● **Do this**
Recast the entries from the start through the line containing "logo: University of Cambridge: UNIVERSITY", inclusive, as a Markdown table with the columns Row and Line, omitting any blank lines. Include only those lines.

#### Given records ####

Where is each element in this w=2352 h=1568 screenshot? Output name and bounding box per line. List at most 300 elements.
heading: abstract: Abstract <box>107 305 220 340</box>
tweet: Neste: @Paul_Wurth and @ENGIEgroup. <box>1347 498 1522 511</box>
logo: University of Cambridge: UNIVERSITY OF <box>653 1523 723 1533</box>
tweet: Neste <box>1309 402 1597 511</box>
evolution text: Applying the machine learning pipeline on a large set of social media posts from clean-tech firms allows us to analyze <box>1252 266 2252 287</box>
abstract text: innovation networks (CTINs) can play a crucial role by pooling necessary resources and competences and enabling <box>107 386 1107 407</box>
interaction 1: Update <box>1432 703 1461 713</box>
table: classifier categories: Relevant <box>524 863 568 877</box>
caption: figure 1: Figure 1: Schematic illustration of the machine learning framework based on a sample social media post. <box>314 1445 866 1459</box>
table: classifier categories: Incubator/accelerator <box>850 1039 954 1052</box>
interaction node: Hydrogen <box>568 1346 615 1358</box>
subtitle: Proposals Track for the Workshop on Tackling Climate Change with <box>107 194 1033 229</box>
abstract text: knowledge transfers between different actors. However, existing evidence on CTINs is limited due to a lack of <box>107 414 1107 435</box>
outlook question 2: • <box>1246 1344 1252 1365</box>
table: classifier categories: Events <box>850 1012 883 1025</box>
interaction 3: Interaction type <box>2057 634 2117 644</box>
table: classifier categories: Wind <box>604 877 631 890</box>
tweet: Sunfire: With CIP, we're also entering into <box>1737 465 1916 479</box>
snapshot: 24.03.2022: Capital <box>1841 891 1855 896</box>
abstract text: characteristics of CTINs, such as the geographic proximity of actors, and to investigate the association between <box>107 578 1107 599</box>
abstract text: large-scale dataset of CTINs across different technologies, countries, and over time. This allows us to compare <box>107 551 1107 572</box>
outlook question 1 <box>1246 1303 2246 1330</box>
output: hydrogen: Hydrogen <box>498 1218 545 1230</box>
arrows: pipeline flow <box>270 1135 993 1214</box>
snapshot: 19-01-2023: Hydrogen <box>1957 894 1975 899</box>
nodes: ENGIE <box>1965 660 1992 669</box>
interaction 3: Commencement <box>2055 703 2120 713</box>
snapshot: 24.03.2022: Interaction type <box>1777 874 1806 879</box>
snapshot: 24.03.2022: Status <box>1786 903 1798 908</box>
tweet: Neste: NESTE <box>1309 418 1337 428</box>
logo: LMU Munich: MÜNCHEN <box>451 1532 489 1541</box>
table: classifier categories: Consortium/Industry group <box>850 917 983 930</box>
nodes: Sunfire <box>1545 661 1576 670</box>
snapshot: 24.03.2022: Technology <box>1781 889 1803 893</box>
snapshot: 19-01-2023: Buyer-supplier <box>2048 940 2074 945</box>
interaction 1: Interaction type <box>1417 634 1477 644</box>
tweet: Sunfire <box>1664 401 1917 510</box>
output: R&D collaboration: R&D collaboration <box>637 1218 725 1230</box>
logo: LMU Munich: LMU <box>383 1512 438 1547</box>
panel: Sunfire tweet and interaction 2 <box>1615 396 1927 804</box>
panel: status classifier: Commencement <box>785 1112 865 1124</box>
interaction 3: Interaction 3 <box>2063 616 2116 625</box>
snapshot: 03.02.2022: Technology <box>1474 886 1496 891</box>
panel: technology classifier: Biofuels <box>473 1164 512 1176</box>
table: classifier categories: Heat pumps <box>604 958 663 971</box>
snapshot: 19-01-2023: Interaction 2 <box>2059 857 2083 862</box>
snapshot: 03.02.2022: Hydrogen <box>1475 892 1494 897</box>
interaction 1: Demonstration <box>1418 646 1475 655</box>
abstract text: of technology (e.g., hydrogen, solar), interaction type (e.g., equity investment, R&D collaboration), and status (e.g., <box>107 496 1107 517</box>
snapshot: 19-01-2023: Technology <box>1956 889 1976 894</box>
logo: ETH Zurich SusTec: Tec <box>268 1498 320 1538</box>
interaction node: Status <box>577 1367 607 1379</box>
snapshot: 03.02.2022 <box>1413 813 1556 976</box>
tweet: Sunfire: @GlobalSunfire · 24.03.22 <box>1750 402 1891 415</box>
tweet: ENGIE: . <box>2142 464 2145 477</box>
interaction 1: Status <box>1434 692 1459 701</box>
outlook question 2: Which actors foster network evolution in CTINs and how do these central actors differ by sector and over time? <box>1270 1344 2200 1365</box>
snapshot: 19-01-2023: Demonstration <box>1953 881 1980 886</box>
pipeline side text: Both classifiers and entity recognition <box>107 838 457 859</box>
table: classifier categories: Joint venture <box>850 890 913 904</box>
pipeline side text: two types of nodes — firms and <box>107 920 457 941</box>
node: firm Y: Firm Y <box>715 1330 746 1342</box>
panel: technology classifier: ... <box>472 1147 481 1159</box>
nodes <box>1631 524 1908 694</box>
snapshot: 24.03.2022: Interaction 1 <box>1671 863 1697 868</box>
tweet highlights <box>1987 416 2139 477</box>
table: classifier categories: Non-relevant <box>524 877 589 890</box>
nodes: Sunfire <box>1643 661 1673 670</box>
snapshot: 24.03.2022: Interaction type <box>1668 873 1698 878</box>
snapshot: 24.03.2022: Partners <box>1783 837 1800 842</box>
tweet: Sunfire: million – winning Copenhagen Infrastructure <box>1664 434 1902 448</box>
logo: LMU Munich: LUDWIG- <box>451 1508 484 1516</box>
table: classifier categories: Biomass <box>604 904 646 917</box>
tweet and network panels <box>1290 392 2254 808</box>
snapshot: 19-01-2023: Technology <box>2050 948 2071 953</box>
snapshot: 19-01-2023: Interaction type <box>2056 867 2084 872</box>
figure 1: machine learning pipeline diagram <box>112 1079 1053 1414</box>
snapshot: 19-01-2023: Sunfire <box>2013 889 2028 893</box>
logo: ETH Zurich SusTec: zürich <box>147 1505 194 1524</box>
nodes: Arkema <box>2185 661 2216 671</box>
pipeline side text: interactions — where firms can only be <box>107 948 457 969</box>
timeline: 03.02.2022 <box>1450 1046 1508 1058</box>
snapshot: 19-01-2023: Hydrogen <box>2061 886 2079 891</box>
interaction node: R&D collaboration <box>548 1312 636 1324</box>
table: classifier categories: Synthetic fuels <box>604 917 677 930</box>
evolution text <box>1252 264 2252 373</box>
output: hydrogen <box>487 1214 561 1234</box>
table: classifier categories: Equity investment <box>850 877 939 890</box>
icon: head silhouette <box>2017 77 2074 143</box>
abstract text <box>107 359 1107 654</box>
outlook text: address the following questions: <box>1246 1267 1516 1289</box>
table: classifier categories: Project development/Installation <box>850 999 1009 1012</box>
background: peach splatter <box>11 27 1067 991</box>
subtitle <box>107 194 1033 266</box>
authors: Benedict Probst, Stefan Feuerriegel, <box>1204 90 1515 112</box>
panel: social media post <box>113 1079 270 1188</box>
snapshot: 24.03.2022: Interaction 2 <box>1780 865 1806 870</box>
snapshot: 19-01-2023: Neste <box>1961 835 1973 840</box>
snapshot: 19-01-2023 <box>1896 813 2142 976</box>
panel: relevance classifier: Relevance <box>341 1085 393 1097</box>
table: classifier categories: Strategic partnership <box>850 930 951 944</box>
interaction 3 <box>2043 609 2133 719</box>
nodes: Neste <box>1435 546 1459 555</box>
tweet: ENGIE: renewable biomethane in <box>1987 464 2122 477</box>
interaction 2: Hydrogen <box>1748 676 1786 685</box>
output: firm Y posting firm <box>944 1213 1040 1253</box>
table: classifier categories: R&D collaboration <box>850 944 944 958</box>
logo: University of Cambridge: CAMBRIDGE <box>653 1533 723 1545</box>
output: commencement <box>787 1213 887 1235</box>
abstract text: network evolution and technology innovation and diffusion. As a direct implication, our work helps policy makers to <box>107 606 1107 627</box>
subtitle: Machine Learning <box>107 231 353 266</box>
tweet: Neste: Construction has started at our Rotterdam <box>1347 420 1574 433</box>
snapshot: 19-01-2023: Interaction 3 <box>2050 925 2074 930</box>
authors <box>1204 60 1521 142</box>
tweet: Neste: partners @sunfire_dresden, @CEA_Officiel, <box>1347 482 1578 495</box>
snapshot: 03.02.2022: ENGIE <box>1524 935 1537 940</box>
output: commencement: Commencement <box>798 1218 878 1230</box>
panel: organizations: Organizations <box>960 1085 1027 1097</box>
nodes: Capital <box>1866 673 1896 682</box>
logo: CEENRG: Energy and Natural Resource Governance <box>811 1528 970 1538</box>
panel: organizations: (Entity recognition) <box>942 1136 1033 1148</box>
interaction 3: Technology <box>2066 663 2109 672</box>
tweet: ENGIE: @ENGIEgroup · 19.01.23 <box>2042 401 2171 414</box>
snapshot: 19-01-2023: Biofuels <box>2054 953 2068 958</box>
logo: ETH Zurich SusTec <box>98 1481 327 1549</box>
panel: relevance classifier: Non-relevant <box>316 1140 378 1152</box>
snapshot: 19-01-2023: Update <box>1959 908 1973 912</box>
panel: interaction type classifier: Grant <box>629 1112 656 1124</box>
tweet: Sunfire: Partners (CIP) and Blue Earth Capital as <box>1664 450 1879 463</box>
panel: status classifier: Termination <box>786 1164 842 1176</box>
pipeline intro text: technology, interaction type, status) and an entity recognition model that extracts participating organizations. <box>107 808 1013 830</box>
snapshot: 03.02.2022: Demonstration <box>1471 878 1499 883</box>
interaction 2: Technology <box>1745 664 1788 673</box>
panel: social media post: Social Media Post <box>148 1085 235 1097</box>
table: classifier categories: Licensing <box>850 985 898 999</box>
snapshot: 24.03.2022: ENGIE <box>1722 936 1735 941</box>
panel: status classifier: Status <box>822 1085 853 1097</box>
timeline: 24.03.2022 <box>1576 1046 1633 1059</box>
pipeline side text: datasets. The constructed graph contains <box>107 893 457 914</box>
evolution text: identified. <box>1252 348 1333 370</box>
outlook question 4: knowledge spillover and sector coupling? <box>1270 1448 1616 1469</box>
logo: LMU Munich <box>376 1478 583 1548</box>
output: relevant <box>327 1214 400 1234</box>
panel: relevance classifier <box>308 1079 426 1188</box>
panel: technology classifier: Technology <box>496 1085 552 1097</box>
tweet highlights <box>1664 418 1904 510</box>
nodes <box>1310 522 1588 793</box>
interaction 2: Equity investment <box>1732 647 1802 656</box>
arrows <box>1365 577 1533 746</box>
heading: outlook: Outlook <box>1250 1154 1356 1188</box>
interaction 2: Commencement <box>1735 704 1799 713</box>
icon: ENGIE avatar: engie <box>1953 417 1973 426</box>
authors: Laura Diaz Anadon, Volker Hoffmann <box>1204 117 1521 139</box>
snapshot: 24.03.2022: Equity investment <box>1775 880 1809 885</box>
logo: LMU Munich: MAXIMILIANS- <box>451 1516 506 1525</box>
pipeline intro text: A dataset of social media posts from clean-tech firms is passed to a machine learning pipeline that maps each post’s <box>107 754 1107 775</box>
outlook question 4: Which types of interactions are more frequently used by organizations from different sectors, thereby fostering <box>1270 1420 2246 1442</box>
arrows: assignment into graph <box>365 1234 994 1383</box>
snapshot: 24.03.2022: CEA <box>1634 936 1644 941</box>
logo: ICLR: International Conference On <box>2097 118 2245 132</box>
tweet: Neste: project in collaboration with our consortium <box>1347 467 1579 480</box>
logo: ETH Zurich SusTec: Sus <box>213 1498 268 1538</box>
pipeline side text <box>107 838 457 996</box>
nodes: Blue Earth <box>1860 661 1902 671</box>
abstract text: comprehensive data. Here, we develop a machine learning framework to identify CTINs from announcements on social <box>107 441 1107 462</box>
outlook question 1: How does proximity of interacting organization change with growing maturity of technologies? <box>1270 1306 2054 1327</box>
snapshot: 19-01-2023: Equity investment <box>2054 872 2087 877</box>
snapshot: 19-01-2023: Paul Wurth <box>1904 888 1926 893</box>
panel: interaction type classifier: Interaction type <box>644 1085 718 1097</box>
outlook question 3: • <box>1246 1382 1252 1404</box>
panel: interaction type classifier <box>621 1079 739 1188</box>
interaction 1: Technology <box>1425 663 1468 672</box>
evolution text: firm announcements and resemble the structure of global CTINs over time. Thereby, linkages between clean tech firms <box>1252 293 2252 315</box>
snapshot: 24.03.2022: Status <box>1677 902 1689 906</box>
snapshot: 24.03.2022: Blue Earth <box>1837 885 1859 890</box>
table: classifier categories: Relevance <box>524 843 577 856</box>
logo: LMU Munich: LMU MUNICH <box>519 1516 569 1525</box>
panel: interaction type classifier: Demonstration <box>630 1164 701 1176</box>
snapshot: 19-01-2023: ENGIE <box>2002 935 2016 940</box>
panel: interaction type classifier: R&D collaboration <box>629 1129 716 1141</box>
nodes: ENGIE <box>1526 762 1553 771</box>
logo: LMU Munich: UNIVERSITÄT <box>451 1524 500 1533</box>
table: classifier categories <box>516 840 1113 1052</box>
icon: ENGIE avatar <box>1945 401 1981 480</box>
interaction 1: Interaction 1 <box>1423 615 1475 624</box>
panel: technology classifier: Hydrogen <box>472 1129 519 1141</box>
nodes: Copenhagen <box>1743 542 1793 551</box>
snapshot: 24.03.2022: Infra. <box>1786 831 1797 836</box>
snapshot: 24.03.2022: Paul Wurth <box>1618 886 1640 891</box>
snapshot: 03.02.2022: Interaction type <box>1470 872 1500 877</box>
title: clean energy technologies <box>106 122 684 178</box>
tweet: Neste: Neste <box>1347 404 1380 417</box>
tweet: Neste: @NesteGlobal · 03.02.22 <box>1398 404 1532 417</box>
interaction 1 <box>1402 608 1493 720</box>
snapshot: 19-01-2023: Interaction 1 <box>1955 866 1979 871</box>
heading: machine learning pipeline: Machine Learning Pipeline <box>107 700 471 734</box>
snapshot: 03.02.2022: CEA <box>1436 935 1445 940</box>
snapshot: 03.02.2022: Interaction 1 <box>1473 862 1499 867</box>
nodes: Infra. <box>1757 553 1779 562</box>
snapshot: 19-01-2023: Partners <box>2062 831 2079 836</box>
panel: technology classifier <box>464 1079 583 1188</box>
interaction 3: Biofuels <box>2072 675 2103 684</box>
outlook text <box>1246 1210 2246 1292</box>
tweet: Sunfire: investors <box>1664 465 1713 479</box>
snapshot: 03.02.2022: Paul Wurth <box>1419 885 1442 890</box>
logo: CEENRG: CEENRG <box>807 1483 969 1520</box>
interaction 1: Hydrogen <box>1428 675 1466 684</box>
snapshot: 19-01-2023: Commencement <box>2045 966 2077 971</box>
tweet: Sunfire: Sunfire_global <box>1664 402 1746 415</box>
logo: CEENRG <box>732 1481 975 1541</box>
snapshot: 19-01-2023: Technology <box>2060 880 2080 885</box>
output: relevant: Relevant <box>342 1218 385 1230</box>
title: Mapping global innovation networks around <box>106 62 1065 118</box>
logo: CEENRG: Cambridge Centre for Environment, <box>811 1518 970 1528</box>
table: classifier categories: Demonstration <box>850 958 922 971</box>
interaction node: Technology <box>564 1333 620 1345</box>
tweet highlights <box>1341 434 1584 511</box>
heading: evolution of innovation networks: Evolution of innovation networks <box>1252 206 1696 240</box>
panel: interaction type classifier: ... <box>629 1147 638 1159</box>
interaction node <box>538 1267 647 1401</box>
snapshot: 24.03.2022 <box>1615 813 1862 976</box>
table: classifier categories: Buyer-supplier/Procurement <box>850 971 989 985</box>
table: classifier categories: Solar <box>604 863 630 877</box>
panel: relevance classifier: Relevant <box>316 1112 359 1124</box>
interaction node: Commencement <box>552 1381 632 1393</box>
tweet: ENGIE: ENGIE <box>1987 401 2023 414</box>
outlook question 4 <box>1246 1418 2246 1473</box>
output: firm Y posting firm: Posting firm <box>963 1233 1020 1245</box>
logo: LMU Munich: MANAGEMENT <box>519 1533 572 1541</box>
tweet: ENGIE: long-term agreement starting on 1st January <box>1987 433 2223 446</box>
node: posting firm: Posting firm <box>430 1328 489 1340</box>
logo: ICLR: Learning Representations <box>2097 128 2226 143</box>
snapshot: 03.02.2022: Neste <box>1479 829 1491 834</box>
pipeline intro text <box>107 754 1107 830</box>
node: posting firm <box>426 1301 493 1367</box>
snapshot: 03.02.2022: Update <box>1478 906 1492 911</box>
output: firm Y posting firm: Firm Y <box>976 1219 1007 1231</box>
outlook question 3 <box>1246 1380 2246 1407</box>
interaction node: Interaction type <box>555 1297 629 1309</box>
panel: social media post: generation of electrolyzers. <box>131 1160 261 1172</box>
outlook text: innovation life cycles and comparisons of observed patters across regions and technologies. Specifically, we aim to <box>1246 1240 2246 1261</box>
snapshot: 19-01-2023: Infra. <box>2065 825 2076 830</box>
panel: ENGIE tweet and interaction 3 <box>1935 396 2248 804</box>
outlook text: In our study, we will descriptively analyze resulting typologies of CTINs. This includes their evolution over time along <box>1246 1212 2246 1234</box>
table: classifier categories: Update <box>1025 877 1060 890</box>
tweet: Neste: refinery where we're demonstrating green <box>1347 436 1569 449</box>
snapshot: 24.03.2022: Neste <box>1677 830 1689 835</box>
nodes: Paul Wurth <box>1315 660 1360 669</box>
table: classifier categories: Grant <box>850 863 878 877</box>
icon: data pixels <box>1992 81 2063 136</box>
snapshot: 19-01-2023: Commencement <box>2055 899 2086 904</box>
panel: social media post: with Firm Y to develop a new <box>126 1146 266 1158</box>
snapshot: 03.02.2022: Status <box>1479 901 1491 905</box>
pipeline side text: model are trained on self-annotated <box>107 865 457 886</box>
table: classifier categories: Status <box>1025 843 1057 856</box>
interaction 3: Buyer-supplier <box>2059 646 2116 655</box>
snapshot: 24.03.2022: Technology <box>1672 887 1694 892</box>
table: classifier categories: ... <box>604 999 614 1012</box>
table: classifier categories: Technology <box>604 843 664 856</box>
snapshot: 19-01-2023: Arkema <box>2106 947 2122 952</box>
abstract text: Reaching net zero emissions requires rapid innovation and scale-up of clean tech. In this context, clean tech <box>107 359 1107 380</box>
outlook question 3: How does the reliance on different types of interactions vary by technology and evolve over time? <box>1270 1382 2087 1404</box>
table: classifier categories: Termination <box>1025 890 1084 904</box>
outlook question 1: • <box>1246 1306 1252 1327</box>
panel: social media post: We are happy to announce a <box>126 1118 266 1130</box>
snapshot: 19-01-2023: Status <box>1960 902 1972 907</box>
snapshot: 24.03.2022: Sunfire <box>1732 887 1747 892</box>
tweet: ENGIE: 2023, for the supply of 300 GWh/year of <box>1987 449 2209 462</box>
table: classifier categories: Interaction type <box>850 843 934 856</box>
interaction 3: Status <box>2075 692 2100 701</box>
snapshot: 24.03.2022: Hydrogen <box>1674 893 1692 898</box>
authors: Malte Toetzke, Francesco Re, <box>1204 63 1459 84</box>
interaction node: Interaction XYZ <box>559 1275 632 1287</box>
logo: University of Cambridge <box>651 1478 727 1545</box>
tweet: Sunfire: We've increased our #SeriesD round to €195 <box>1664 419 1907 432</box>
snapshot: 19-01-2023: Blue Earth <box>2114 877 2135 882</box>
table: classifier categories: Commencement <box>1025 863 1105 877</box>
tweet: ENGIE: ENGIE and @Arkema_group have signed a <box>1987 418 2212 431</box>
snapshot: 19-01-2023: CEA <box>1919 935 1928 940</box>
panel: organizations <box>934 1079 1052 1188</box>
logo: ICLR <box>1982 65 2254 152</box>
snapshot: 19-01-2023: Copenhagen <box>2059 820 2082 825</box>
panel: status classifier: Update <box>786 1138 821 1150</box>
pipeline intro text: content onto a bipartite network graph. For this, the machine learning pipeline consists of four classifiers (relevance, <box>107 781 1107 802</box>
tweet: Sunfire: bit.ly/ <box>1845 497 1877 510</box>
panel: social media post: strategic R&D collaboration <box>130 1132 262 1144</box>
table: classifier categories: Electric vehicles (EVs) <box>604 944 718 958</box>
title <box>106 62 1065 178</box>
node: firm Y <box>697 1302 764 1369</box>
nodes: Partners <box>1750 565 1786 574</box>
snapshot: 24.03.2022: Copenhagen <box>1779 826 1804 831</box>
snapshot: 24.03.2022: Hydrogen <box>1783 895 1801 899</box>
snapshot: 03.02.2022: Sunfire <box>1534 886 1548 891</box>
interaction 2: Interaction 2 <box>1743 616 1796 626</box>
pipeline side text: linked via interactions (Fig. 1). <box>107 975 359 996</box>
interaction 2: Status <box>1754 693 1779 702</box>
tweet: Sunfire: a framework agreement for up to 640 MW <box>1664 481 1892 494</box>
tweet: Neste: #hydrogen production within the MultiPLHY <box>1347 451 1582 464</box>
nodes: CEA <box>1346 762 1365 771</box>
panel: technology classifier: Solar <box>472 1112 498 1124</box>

####

● **Worked solution**
| Row | Line |
|---|---|
| 1 | Where is each element in this w=2352 h=1568 screenshot? Output name and bounding box per line. List at most 300 elements. |
| 2 | heading: abstract: Abstract <box>107 305 220 340</box> |
| 3 | tweet: Neste: @Paul_Wurth and @ENGIEgroup. <box>1347 498 1522 511</box> |
| 4 | logo: University of Cambridge: UNIVERSITY OF <box>653 1523 723 1533</box> |